• _Source_:

----

Markdown

k3s (lightweight Kubernetes)¶

Scope: k3s as a single-binary, CNCF-conformant Kubernetes distribution for edge, small, CI, and dev clusters: the same API as full Kubernetes (Kubernetes) at a fraction of the footprint, and how GPUs attach to it.

Reference templates on real APIs; pin versions and validate before production use.

What it is¶

k3s is a fully conformant Kubernetes distribution packaged as a single binary (around 100 MB, version-dependent) with minimal OS dependencies (a sane kernel + cgroups). It strips alpha/legacy and in-tree cloud providers, bundles containerd as the runtime (not Docker), and uses an embedded SQLite datastore by default (eliminating a separate etcd process), with embedded etcd available for HA. Minimum requirements are modest: an agent node runs in 512 MB RAM / 1 core, a server in 2 GB / 2 cores. A simple launcher wraps TLS, certificates, and component startup. The API, objects, and kubectl are standard Kubernetes (Kubernetes); workloads and manifests are portable.

It is a CNCF project (originally Rancher/SUSE).

Why use it¶

Low overhead: single process, SQLite default, small RAM/CPU; runs where full K8s control-plane overhead is not justified.
Edge: built for resource-constrained and remote sites; minimal dependencies, easy to embed.
CI: spin up a real cluster in seconds for integration tests, tear down cleanly.
Dev / homelab: a one-command Kubernetes for local iteration with the same API surface as production.

When to use it (and when not)¶

Use k3s for edge nodes, single-node or small clusters, CI runners, and developer environments: anywhere the convenience of one binary beats a full multi-component control plane.
Use full Kubernetes (Kubernetes) for a large datacentre control plane: SQLite does not scale to many nodes, and the large-scale GPU platform (KAI/Volcano gang scheduling, Network Operator, DRA at scale) is the home turf of Kubernetes for GPUs/the Kubernetes platform. k3s and full K8s share the API, so workloads move between them; the control plane is the differentiator. See the family comparison in orchestration overview.

Architecture¶

flowchart TB
  subgraph Server["k3s server (single binary)"]
    API["api-server"]
    SCHED["scheduler"]
    CM["controller-manager"]
    DS["embedded SQLite or etcd"]
    CD0["containerd"]
  end
  subgraph A1["k3s agent node"]
    K1["kubelet"]
    CD1["containerd"]
  end
  subgraph A2["k3s agent node (GPU)"]
    K2["kubelet"]
    GPU["nvidia runtime + device plugin"]
  end
  API --- DS
  Server -->|"K3S_URL / K3S_TOKEN"| A1
  Server -->|"K3S_URL / K3S_TOKEN"| A2

How to use it¶

Install the server with one command, then join agents with the node token:

# Server (control plane + a built-in agent)

----

• _Given instruction A_: Please copy everything from "Edge: built for" down to "tear down cleanly." in the k3s page, word for word.
• _Given instruction B_: What are the minimum RAM and CPU requirements for a k3s agent node, according to the k3s page?

• _Information supplied_:
----

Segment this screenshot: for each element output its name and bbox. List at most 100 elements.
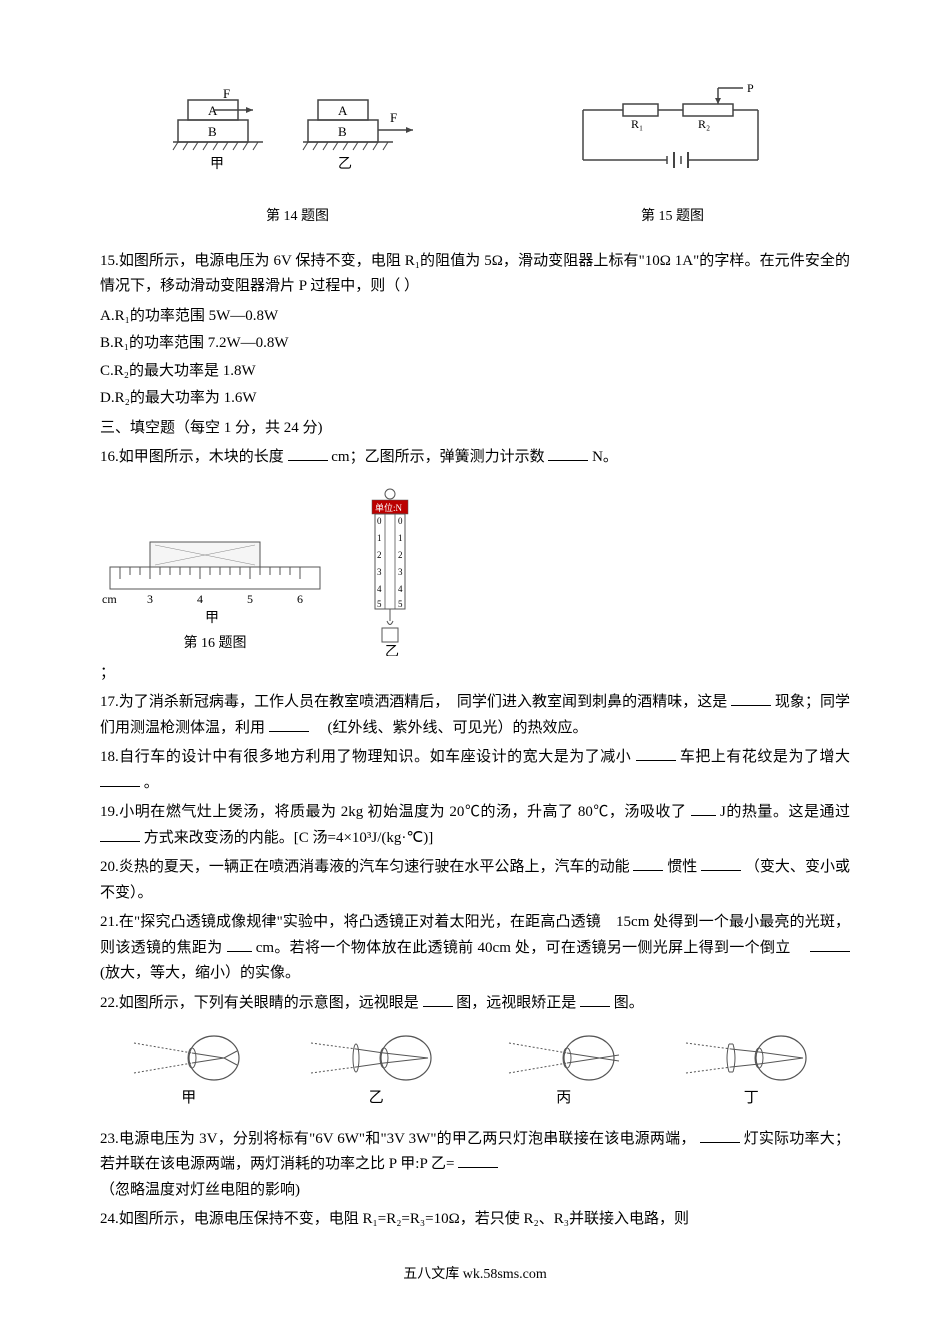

----

• _Written reply A_:
Edge: built for resource-constrained and remote sites; minimal dependencies, easy to embed.
CI: spin up a real cluster in seconds for integration tests, tear down cleanly.

• _Written reply B_: 512 MB RAM and 1 core.